## DATA IN THIS EXERCISE

============

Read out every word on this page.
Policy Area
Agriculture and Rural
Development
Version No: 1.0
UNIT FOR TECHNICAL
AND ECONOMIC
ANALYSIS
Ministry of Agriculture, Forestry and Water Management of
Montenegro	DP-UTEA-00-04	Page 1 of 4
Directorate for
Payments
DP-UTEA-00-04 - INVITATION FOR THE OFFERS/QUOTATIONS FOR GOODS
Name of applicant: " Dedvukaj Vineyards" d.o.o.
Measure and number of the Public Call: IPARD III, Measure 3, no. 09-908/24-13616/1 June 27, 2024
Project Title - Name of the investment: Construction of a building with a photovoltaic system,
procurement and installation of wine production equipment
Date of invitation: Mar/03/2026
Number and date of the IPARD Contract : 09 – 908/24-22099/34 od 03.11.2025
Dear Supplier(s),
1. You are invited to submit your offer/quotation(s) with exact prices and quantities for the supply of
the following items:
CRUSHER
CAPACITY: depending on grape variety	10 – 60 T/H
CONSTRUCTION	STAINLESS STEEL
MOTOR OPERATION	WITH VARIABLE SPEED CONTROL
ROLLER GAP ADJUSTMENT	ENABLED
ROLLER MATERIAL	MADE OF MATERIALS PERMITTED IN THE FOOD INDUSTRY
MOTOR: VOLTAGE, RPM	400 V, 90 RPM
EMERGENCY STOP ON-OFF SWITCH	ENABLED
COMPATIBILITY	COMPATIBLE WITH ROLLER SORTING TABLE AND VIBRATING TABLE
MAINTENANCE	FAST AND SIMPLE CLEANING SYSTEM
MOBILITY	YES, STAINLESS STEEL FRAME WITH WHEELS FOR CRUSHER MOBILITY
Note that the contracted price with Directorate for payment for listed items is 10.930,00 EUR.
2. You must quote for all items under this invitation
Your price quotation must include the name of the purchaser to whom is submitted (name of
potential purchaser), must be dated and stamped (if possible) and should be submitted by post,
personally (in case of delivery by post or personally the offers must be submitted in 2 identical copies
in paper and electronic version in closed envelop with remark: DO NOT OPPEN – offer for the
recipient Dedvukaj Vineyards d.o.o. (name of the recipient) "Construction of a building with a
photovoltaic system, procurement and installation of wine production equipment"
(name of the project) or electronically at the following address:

============

## JOB
Take the entries above and copy them out exactly.

## TASK RESULT
Read out every word on this page.
Policy Area
Agriculture and Rural
Development
Version No: 1.0
UNIT FOR TECHNICAL
AND ECONOMIC
ANALYSIS
Ministry of Agriculture, Forestry and Water Management of
Montenegro	DP-UTEA-00-04	Page 1 of 4
Directorate for
Payments
DP-UTEA-00-04 - INVITATION FOR THE OFFERS/QUOTATIONS FOR GOODS
Name of applicant: " Dedvukaj Vineyards" d.o.o.
Measure and number of the Public Call: IPARD III, Measure 3, no. 09-908/24-13616/1 June 27, 2024
Project Title - Name of the investment: Construction of a building with a photovoltaic system,
procurement and installation of wine production equipment
Date of invitation: Mar/03/2026
Number and date of the IPARD Contract : 09 – 908/24-22099/34 od 03.11.2025
Dear Supplier(s),
1. You are invited to submit your offer/quotation(s) with exact prices and quantities for the supply of
the following items:
CRUSHER
CAPACITY: depending on grape variety	10 – 60 T/H
CONSTRUCTION	STAINLESS STEEL
MOTOR OPERATION	WITH VARIABLE SPEED CONTROL
ROLLER GAP ADJUSTMENT	ENABLED
ROLLER MATERIAL	MADE OF MATERIALS PERMITTED IN THE FOOD INDUSTRY
MOTOR: VOLTAGE, RPM	400 V, 90 RPM
EMERGENCY STOP ON-OFF SWITCH	ENABLED
COMPATIBILITY	COMPATIBLE WITH ROLLER SORTING TABLE AND VIBRATING TABLE
MAINTENANCE	FAST AND SIMPLE CLEANING SYSTEM
MOBILITY	YES, STAINLESS STEEL FRAME WITH WHEELS FOR CRUSHER MOBILITY
Note that the contracted price with Directorate for payment for listed items is 10.930,00 EUR.
2. You must quote for all items under this invitation
Your price quotation must include the name of the purchaser to whom is submitted (name of
potential purchaser), must be dated and stamped (if possible) and should be submitted by post,
personally (in case of delivery by post or personally the offers must be submitted in 2 identical copies
in paper and electronic version in closed envelop with remark: DO NOT OPPEN – offer for the
recipient Dedvukaj Vineyards d.o.o. (name of the recipient) "Construction of a building with a
photovoltaic system, procurement and installation of wine production equipment"
(name of the project) or electronically at the following address:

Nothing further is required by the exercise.